- **RECORDS FOR THE EXERCISE**:
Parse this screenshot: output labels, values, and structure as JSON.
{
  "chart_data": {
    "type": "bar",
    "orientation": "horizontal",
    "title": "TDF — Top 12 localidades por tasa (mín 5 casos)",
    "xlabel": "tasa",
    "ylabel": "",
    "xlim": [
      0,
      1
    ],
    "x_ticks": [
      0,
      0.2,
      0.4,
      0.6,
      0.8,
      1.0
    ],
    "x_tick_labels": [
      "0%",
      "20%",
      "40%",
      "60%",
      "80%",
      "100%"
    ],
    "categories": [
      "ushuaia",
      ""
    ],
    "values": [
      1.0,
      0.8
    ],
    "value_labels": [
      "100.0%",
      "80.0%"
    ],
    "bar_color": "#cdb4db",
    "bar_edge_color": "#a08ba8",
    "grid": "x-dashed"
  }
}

- **PROBLEM DETAILS**:
Gather each line from the listing above that holds "tasa".

- **TASK RESPONSE**:
    "title": "TDF — Top 12 localidades por tasa (mín 5 casos)",
    "xlabel": "tasa",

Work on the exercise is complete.